"""

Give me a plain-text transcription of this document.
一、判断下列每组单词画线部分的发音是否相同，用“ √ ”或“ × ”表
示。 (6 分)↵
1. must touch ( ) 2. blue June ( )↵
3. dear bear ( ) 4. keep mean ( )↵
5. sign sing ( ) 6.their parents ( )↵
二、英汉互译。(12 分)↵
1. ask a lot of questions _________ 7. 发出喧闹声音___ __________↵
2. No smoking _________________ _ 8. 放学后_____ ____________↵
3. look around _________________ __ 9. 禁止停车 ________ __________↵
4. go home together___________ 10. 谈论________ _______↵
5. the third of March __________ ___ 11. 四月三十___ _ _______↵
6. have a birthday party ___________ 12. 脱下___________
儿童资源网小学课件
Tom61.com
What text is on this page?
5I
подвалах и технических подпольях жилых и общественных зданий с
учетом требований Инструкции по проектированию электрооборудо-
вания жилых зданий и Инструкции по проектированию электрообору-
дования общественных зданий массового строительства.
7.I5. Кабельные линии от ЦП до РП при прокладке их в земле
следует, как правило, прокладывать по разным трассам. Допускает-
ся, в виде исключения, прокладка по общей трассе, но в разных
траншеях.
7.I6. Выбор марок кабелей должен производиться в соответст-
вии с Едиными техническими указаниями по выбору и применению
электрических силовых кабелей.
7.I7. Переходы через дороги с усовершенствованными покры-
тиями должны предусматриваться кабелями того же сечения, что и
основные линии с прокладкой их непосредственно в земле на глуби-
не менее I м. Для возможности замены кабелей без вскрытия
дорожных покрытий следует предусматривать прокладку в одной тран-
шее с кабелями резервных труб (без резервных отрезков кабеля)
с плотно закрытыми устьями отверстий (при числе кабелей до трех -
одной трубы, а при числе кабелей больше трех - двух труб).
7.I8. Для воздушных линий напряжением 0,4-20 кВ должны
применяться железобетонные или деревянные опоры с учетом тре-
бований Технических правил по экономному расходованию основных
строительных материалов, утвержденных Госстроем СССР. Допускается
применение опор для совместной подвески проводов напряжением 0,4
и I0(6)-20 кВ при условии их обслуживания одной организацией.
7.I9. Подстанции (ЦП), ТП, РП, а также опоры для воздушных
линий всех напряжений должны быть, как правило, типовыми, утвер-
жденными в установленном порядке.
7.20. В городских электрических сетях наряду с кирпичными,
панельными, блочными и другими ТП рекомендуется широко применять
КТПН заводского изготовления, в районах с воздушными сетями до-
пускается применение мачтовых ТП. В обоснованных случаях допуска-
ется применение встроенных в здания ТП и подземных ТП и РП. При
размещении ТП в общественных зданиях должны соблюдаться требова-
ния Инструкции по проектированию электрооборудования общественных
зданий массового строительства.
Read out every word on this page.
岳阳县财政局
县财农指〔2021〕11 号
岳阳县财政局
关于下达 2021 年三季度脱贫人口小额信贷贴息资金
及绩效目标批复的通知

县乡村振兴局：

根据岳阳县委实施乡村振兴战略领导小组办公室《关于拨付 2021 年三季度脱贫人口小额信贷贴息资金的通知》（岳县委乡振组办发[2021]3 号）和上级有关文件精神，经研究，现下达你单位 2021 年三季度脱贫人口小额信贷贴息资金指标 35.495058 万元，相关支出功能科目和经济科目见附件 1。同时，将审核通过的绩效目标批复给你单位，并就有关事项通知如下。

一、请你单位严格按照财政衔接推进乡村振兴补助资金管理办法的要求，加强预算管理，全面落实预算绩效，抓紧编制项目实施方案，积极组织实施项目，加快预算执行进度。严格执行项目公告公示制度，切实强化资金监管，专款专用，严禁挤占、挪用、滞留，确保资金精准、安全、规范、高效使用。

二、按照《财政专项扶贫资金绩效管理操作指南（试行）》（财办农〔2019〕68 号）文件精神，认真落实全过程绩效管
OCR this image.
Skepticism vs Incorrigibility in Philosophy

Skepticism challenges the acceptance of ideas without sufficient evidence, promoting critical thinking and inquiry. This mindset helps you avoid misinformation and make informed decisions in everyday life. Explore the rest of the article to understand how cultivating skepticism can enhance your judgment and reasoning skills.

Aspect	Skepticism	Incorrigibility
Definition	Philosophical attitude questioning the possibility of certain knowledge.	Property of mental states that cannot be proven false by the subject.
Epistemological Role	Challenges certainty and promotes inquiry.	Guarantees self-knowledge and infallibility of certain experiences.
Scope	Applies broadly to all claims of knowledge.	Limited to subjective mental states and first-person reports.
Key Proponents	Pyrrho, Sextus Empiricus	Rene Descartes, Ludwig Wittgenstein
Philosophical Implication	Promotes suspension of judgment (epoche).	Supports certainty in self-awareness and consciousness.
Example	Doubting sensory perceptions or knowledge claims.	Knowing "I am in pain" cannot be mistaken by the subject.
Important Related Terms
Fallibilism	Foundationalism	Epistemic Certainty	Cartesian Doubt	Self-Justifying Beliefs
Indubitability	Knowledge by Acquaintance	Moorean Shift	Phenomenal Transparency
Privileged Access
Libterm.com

"""

SHORT TASK – Scan the records for the string "строительства". Copy each line in which it appears.

SOLUTION TO THE PROBLEM –
дования общественных зданий массового строительства.
зданий массового строительства.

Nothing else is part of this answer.